▶ _YOUR TASK_: Below are the records; copy each line in them that holds the word "Tunisie".

::: DATA SECTION :::

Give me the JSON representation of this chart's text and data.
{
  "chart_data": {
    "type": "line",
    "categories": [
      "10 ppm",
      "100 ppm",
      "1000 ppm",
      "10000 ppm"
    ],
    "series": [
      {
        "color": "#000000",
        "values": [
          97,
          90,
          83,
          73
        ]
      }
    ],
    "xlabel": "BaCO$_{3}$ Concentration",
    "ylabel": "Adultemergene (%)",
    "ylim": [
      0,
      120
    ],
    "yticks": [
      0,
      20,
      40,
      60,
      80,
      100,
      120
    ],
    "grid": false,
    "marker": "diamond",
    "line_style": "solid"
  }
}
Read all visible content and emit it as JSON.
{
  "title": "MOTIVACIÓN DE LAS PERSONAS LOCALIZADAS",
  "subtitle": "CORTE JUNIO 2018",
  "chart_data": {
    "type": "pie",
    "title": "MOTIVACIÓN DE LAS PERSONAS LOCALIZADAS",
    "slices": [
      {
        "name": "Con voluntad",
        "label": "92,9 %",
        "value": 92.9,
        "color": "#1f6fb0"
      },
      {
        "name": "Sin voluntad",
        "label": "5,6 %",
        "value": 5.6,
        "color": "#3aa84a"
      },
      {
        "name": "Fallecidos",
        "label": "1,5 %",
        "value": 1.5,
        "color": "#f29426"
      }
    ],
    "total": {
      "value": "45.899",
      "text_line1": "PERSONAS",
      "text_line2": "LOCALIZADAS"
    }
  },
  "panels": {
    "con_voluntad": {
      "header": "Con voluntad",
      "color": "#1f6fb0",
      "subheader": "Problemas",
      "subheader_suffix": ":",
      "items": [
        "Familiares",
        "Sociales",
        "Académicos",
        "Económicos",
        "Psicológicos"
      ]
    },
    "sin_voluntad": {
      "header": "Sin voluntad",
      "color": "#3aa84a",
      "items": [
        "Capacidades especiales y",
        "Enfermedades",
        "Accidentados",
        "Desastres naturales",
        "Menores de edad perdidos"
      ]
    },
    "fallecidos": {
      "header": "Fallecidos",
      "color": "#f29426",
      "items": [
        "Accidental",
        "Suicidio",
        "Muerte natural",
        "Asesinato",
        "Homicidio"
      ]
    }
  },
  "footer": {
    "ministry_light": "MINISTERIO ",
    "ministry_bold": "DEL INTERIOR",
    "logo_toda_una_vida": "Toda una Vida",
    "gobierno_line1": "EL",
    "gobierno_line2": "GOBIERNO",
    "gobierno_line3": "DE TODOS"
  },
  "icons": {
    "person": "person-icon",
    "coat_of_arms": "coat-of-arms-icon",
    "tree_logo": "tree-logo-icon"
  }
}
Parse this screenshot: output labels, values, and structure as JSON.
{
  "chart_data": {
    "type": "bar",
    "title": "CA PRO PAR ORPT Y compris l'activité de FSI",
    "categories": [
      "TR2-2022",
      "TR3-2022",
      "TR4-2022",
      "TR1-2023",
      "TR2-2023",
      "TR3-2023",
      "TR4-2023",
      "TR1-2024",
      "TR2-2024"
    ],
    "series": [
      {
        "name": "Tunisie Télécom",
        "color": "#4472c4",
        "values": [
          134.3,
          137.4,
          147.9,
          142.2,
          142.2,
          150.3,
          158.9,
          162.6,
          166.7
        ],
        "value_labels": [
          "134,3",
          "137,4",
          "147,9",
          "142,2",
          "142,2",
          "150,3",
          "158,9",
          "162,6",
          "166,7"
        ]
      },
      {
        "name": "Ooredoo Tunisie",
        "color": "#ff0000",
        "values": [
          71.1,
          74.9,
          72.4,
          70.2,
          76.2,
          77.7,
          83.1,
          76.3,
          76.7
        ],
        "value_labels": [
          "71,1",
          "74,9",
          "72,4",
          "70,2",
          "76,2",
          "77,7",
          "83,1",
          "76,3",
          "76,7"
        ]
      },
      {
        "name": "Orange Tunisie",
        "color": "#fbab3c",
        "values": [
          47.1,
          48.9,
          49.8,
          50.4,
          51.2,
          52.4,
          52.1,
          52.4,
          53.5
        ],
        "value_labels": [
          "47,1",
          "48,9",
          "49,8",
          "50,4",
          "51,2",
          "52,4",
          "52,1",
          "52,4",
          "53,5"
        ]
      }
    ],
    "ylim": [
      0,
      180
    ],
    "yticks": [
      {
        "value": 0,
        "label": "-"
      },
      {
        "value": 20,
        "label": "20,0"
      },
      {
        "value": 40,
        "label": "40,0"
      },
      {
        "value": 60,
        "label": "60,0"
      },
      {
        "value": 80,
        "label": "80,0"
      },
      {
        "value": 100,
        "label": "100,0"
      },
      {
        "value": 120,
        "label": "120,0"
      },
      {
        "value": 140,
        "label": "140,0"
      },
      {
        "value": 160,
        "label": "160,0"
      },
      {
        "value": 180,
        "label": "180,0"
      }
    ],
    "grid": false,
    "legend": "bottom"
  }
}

:::

▶ _FINAL ANSWER_:
        "name": "Tunisie Télécom",
        "name": "Ooredoo Tunisie",
        "name": "Orange Tunisie",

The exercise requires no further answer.